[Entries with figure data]

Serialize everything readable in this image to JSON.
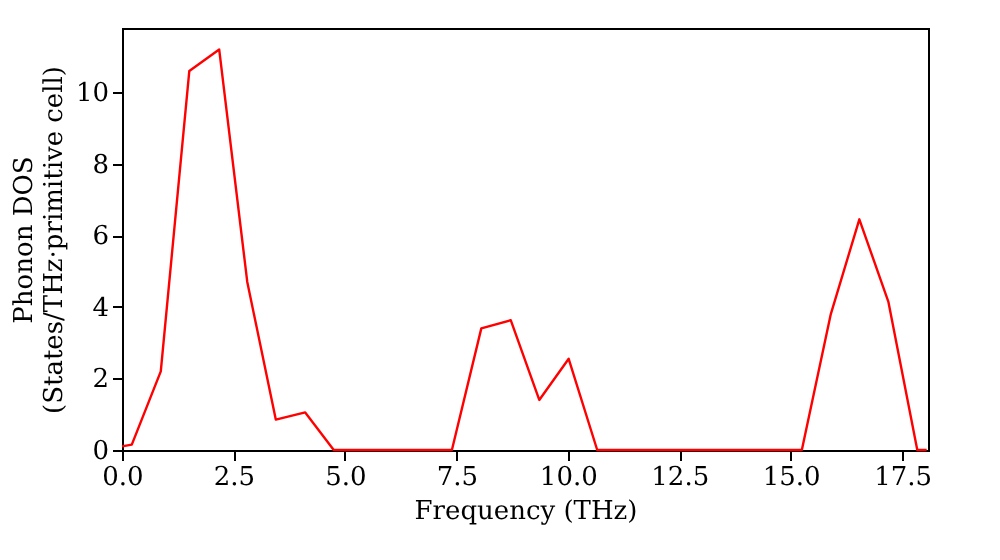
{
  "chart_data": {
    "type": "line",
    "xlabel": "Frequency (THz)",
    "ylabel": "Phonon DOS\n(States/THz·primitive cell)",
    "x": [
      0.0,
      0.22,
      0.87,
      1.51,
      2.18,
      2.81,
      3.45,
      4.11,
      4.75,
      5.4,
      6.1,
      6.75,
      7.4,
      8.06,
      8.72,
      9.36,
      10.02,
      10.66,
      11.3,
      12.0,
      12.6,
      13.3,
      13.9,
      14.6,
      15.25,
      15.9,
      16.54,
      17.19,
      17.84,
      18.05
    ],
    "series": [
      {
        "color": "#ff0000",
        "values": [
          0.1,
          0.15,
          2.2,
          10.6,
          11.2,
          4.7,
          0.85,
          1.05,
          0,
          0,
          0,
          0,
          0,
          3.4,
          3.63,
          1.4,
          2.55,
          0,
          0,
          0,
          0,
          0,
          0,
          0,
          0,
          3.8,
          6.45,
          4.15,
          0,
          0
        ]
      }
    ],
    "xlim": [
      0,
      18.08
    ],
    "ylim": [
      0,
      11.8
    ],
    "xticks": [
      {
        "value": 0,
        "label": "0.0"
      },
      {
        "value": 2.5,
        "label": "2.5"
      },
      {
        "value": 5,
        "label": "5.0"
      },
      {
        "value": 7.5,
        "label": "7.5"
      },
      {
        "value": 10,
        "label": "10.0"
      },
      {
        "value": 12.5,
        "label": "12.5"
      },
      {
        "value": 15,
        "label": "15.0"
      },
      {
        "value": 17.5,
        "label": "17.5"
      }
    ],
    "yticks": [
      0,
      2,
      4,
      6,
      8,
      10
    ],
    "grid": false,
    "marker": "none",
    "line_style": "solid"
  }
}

---

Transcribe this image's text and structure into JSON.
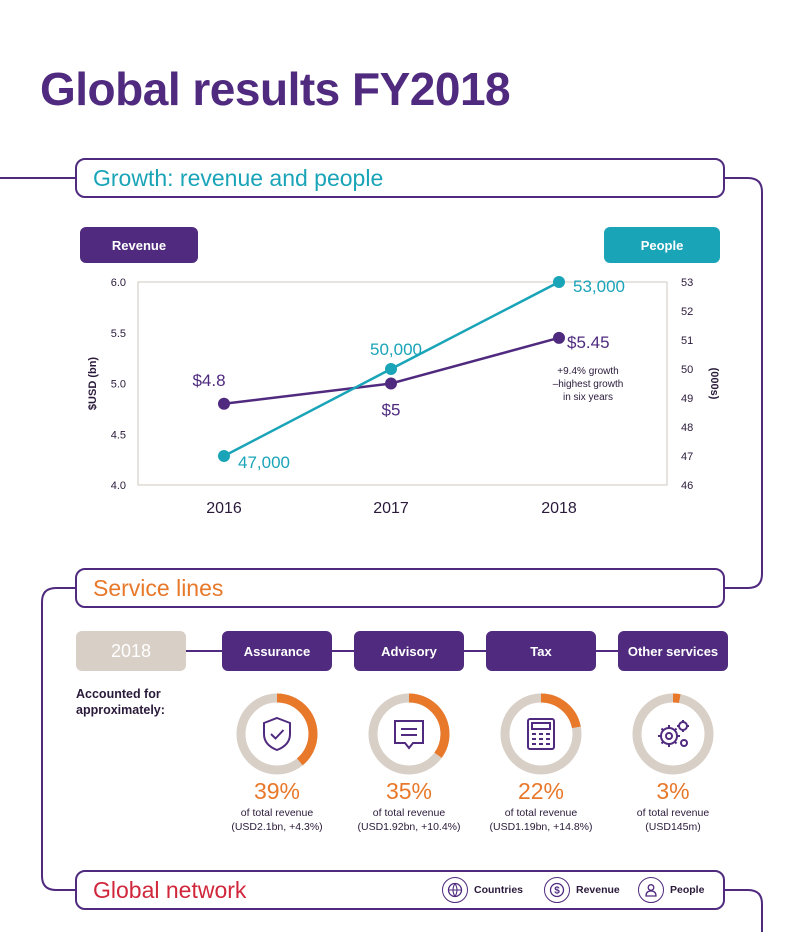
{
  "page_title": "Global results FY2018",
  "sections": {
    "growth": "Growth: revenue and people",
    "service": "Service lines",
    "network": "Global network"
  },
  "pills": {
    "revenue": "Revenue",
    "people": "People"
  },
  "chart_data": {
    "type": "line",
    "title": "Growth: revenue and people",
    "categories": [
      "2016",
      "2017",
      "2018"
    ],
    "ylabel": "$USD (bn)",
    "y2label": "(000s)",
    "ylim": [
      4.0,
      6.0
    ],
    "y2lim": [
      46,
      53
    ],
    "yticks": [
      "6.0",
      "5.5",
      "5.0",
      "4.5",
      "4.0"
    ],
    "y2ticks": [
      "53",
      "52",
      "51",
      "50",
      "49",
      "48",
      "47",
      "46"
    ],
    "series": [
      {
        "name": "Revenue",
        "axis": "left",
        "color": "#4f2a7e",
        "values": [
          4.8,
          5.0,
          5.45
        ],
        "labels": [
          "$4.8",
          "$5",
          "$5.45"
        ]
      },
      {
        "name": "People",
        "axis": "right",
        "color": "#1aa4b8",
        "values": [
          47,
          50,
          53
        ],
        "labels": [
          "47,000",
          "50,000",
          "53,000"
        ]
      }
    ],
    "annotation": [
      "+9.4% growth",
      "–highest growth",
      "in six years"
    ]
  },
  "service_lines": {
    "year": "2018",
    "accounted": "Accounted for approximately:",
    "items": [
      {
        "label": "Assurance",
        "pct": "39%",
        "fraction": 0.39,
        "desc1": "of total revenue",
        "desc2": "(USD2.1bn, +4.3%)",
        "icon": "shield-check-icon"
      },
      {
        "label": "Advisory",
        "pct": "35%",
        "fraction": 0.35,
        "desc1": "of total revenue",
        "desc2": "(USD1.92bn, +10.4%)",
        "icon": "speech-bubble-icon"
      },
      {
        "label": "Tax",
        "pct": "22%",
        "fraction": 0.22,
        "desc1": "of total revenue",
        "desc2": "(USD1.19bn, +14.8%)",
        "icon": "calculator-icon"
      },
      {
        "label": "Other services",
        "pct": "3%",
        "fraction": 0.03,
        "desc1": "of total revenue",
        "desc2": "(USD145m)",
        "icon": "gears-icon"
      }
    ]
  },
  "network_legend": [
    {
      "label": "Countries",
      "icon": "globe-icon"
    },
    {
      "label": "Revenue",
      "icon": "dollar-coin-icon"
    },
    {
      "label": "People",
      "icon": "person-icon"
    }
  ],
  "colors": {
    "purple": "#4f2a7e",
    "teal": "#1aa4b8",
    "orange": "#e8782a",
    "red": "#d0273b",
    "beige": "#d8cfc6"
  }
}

* **What you have to do**: Pull every line containing the word "ylabel" out of the material and copy it.

* **Answer**:
    "ylabel": "Phonon DOS\n(States/THz·primitive cell)",
    "ylabel": "$USD (bn)",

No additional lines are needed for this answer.